_MATERIAL PROVIDED:_
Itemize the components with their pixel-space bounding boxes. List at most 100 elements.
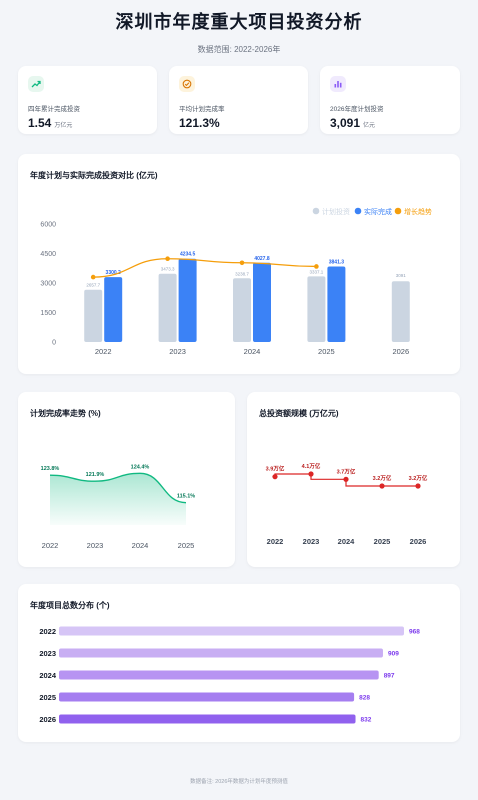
plan-value-label: 3337.1 xyxy=(310,269,324,274)
project-count-card: 年度项目总数分布 (个) 2022 968 2023 909 2024 897 2025 82… xyxy=(18,584,460,742)
y-tick-label: 2024 xyxy=(39,671,57,680)
scale-point xyxy=(379,483,385,489)
investment-scale-chart: 3.9万亿 2022 4.1万亿 2023 3.7万亿 2024 3.2万亿 2025 3.2万… xyxy=(266,462,428,546)
rate-area xyxy=(50,473,186,525)
x-tick-label: 2022 xyxy=(95,347,112,356)
legend-marker xyxy=(354,207,362,215)
trend-point xyxy=(314,264,319,269)
rate-line xyxy=(49,472,187,504)
scale-value-label: 4.1万亿 xyxy=(302,462,321,470)
x-tick-label: 2023 xyxy=(303,537,320,546)
count-value-label: 909 xyxy=(388,651,399,658)
scale-value-label: 3.2万亿 xyxy=(373,474,392,482)
x-tick-label: 2023 xyxy=(87,541,104,550)
rate-value-label: 115.1% xyxy=(177,494,195,500)
page-header: 深圳市年度重大项目投资分析 数据范围: 2022-2026年 xyxy=(0,8,478,55)
plan-vs-actual-card: 年度计划与实际完成投资对比 (亿元) 0 1500 3000 4500 6000 2657… xyxy=(18,154,460,374)
kpi-label: 平均计划完成率 xyxy=(179,106,225,113)
rate-value-label: 121.9% xyxy=(86,472,105,478)
count-bar xyxy=(59,648,383,658)
actual-bar xyxy=(178,258,197,342)
legend-label: 计划投资 xyxy=(322,207,350,216)
project-count-chart: 2022 968 2023 909 2024 897 2025 828 2026 832 xyxy=(39,626,420,724)
page-title: 深圳市年度重大项目投资分析 xyxy=(115,12,363,32)
scale-value-label: 3.2万亿 xyxy=(409,474,428,482)
plan-bar xyxy=(233,278,251,342)
y-tick-label: 6000 xyxy=(40,222,56,229)
plan-value-label: 3091 xyxy=(396,273,407,278)
chart-title: 年度项目总数分布 (个) xyxy=(30,601,110,610)
plan-bar xyxy=(391,281,410,342)
y-tick-label: 2026 xyxy=(39,715,56,724)
scale-point xyxy=(308,471,314,477)
scale-point xyxy=(272,474,278,480)
chart-title: 计划完成率走势 (%) xyxy=(30,409,101,418)
plan-value-label: 2657.7 xyxy=(86,283,100,288)
actual-value-label: 4234.5 xyxy=(180,252,196,258)
actual-bar xyxy=(104,277,123,342)
y-tick-label: 2023 xyxy=(39,649,56,658)
kpi-card-completion-rate: 平均计划完成率 121.3% xyxy=(169,66,308,134)
trend-point xyxy=(239,260,245,266)
chart-title: 总投资额规模 (万亿元) xyxy=(259,409,339,418)
plan-bar xyxy=(84,289,103,342)
x-tick-label: 2023 xyxy=(169,347,186,356)
kpi-card-2026-plan: 2026年度计划投资 3,091 亿元 xyxy=(320,66,460,134)
x-tick-label: 2025 xyxy=(178,541,195,550)
count-value-label: 968 xyxy=(409,629,420,636)
count-value-label: 897 xyxy=(384,673,395,680)
trend-line xyxy=(93,258,317,278)
y-tick-label: 4500 xyxy=(40,251,56,258)
scale-value-label: 3.7万亿 xyxy=(337,467,356,475)
count-bar xyxy=(59,692,355,702)
legend-label: 实际完成 xyxy=(364,207,392,216)
scale-point xyxy=(343,476,349,482)
scale-step-line xyxy=(274,473,311,477)
kpi-label: 2026年度计划投资 xyxy=(330,106,384,113)
actual-bar xyxy=(253,262,271,342)
x-tick-label: 2022 xyxy=(42,541,59,550)
actual-value-label: 3300.2 xyxy=(106,270,122,276)
page-subtitle: 数据范围: 2022-2026年 xyxy=(197,45,281,54)
trend-up-icon xyxy=(28,76,44,92)
plan-value-label: 3238.7 xyxy=(235,271,249,276)
plan-vs-actual-chart: 0 1500 3000 4500 6000 2657.7 3300.2 2022 3473.3 4… xyxy=(40,207,432,356)
x-tick-label: 2024 xyxy=(132,541,149,550)
x-tick-label: 2025 xyxy=(374,537,391,546)
x-tick-label: 2026 xyxy=(410,537,427,546)
bar-chart-icon xyxy=(330,76,346,92)
investment-scale-card: 总投资额规模 (万亿元) 3.9万亿 2022 4.1万亿 2023 3.7万亿 2024… xyxy=(247,392,460,567)
legend-marker xyxy=(394,207,402,215)
actual-value-label: 3841.3 xyxy=(329,259,345,265)
x-tick-label: 2024 xyxy=(244,347,261,356)
plan-bar xyxy=(307,276,326,342)
scale-value-label: 3.9万亿 xyxy=(266,465,285,473)
y-tick-label: 0 xyxy=(52,340,56,347)
trend-point xyxy=(165,256,170,262)
count-value-label: 832 xyxy=(361,717,372,724)
y-tick-label: 2022 xyxy=(39,627,56,636)
scale-point xyxy=(415,483,421,489)
x-tick-label: 2024 xyxy=(338,537,356,546)
kpi-value: 121.3% xyxy=(179,116,220,130)
footer-note: 数据备注: 2026年数据为计划年度预测值 xyxy=(190,779,288,785)
trend-point xyxy=(90,274,96,280)
plan-bar xyxy=(158,273,177,342)
kpi-value: 3,091 亿元 xyxy=(330,116,376,130)
legend-label: 增长趋势 xyxy=(404,207,432,216)
count-bar xyxy=(59,670,379,680)
actual-value-label: 4027.8 xyxy=(254,256,270,262)
kpi-label: 四年累计完成投资 xyxy=(28,106,80,113)
y-tick-label: 3000 xyxy=(40,281,56,288)
target-icon xyxy=(179,76,195,92)
chart-title: 年度计划与实际完成投资对比 (亿元) xyxy=(30,171,158,180)
completion-rate-chart: 123.8% 2022 121.9% 2023 124.4% 2024 115.1% 2025 xyxy=(41,464,196,550)
y-tick-label: 1500 xyxy=(40,310,56,317)
count-bar xyxy=(59,714,356,724)
completion-rate-card: 计划完成率走势 (%) 123.8% 2022 121.9% 2023 124.4% 20… xyxy=(18,392,235,567)
x-tick-label: 2026 xyxy=(392,347,409,356)
x-tick-label: 2025 xyxy=(318,347,335,356)
y-tick-label: 2025 xyxy=(39,693,56,702)
count-bar xyxy=(59,626,404,636)
count-value-label: 828 xyxy=(359,695,370,702)
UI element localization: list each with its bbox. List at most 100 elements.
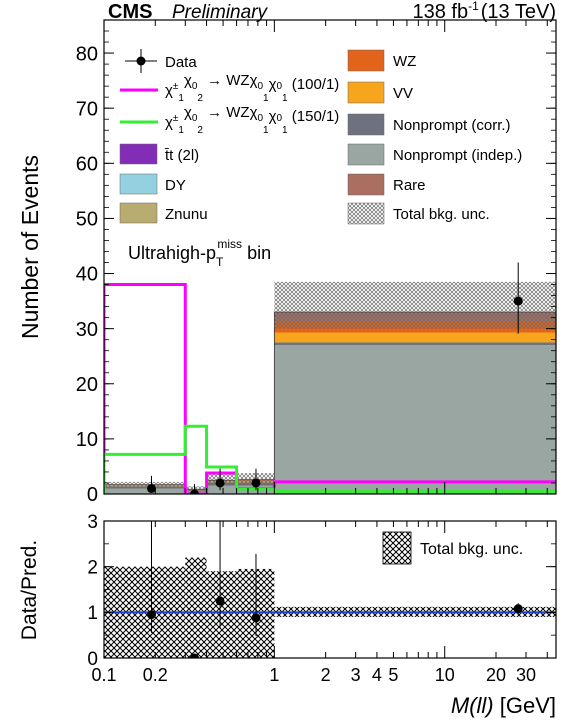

_TO DO:_ Repeat all of the records above word for word, and leave the pictures out of your answer.

_PROBLEM SOLUTION:_
Itemize the components with their pixel-space bounding boxes. List at most 100 elements.
plan-value-label: 3337.1 xyxy=(310,269,324,274)
project-count-card: 年度项目总数分布 (个) 2022 968 2023 909 2024 897 2025 82… xyxy=(18,584,460,742)
y-tick-label: 2024 xyxy=(39,671,57,680)
scale-point xyxy=(379,483,385,489)
investment-scale-chart: 3.9万亿 2022 4.1万亿 2023 3.7万亿 2024 3.2万亿 2025 3.2万… xyxy=(266,462,428,546)
rate-area xyxy=(50,473,186,525)
x-tick-label: 2022 xyxy=(95,347,112,356)
legend-marker xyxy=(354,207,362,215)
trend-point xyxy=(314,264,319,269)
rate-line xyxy=(49,472,187,504)
scale-value-label: 4.1万亿 xyxy=(302,462,321,470)
x-tick-label: 2023 xyxy=(303,537,320,546)
count-value-label: 909 xyxy=(388,651,399,658)
scale-value-label: 3.2万亿 xyxy=(373,474,392,482)
x-tick-label: 2023 xyxy=(87,541,104,550)
rate-value-label: 115.1% xyxy=(177,494,195,500)
page-header: 深圳市年度重大项目投资分析 数据范围: 2022-2026年 xyxy=(0,8,478,55)
plan-vs-actual-card: 年度计划与实际完成投资对比 (亿元) 0 1500 3000 4500 6000 2657… xyxy=(18,154,460,374)
kpi-label: 平均计划完成率 xyxy=(179,106,225,113)
rate-value-label: 121.9% xyxy=(86,472,105,478)
count-bar xyxy=(59,648,383,658)
actual-bar xyxy=(178,258,197,342)
legend-label: 计划投资 xyxy=(322,207,350,216)
project-count-chart: 2022 968 2023 909 2024 897 2025 828 2026 832 xyxy=(39,626,420,724)
page-title: 深圳市年度重大项目投资分析 xyxy=(115,12,363,32)
scale-value-label: 3.2万亿 xyxy=(409,474,428,482)
plan-bar xyxy=(233,278,251,342)
y-tick-label: 6000 xyxy=(40,222,56,229)
plan-value-label: 3091 xyxy=(396,273,407,278)
chart-title: 年度项目总数分布 (个) xyxy=(30,601,110,610)
plan-bar xyxy=(391,281,410,342)
y-tick-label: 2026 xyxy=(39,715,56,724)
scale-point xyxy=(308,471,314,477)
scale-point xyxy=(272,474,278,480)
chart-title: 计划完成率走势 (%) xyxy=(30,409,101,418)
plan-value-label: 2657.7 xyxy=(86,283,100,288)
actual-value-label: 4234.5 xyxy=(180,252,196,258)
actual-bar xyxy=(104,277,123,342)
y-tick-label: 2023 xyxy=(39,649,56,658)
kpi-card-completion-rate: 平均计划完成率 121.3% xyxy=(169,66,308,134)
trend-point xyxy=(239,260,245,266)
chart-title: 总投资额规模 (万亿元) xyxy=(259,409,339,418)
plan-bar xyxy=(84,289,103,342)
x-tick-label: 2023 xyxy=(169,347,186,356)
kpi-card-2026-plan: 2026年度计划投资 3,091 亿元 xyxy=(320,66,460,134)
x-tick-label: 2025 xyxy=(178,541,195,550)
count-value-label: 968 xyxy=(409,629,420,636)
count-value-label: 897 xyxy=(384,673,395,680)
trend-line xyxy=(93,258,317,278)
y-tick-label: 4500 xyxy=(40,251,56,258)
scale-value-label: 3.7万亿 xyxy=(337,467,356,475)
count-bar xyxy=(59,692,355,702)
legend-label: 实际完成 xyxy=(364,207,392,216)
scale-point xyxy=(343,476,349,482)
scale-step-line xyxy=(274,473,311,477)
kpi-label: 2026年度计划投资 xyxy=(330,106,384,113)
actual-bar xyxy=(253,262,271,342)
x-tick-label: 2022 xyxy=(42,541,59,550)
actual-value-label: 3300.2 xyxy=(106,270,122,276)
page-subtitle: 数据范围: 2022-2026年 xyxy=(197,45,281,54)
trend-up-icon xyxy=(28,76,44,92)
plan-value-label: 3238.7 xyxy=(235,271,249,276)
plan-vs-actual-chart: 0 1500 3000 4500 6000 2657.7 3300.2 2022 3473.3 4… xyxy=(40,207,432,356)
x-tick-label: 2024 xyxy=(132,541,149,550)
x-tick-label: 2025 xyxy=(374,537,391,546)
x-tick-label: 2026 xyxy=(410,537,427,546)
bar-chart-icon xyxy=(330,76,346,92)
investment-scale-card: 总投资额规模 (万亿元) 3.9万亿 2022 4.1万亿 2023 3.7万亿 2024… xyxy=(247,392,460,567)
legend-marker xyxy=(394,207,402,215)
actual-value-label: 3841.3 xyxy=(329,259,345,265)
x-tick-label: 2024 xyxy=(244,347,261,356)
plan-bar xyxy=(307,276,326,342)
scale-value-label: 3.9万亿 xyxy=(266,465,285,473)
y-tick-label: 0 xyxy=(52,340,56,347)
trend-point xyxy=(165,256,170,262)
count-value-label: 832 xyxy=(361,717,372,724)
y-tick-label: 2022 xyxy=(39,627,56,636)
scale-point xyxy=(415,483,421,489)
x-tick-label: 2024 xyxy=(338,537,356,546)
kpi-value: 121.3% xyxy=(179,116,220,130)
footer-note: 数据备注: 2026年数据为计划年度预测值 xyxy=(190,779,288,785)
trend-point xyxy=(90,274,96,280)
plan-bar xyxy=(158,273,177,342)
kpi-value: 3,091 亿元 xyxy=(330,116,376,130)
legend-label: 增长趋势 xyxy=(404,207,432,216)
count-bar xyxy=(59,670,379,680)
actual-value-label: 4027.8 xyxy=(254,256,270,262)
kpi-label: 四年累计完成投资 xyxy=(28,106,80,113)
y-tick-label: 3000 xyxy=(40,281,56,288)
target-icon xyxy=(179,76,195,92)
chart-title: 年度计划与实际完成投资对比 (亿元) xyxy=(30,171,158,180)
completion-rate-chart: 123.8% 2022 121.9% 2023 124.4% 2024 115.1% 2025 xyxy=(41,464,196,550)
y-tick-label: 1500 xyxy=(40,310,56,317)
count-bar xyxy=(59,714,356,724)
completion-rate-card: 计划完成率走势 (%) 123.8% 2022 121.9% 2023 124.4% 20… xyxy=(18,392,235,567)
x-tick-label: 2026 xyxy=(392,347,409,356)
x-tick-label: 2025 xyxy=(318,347,335,356)
y-tick-label: 2025 xyxy=(39,693,56,702)
count-bar xyxy=(59,626,404,636)
count-value-label: 828 xyxy=(359,695,370,702)
UI element localization: list each with its bbox. List at most 100 elements.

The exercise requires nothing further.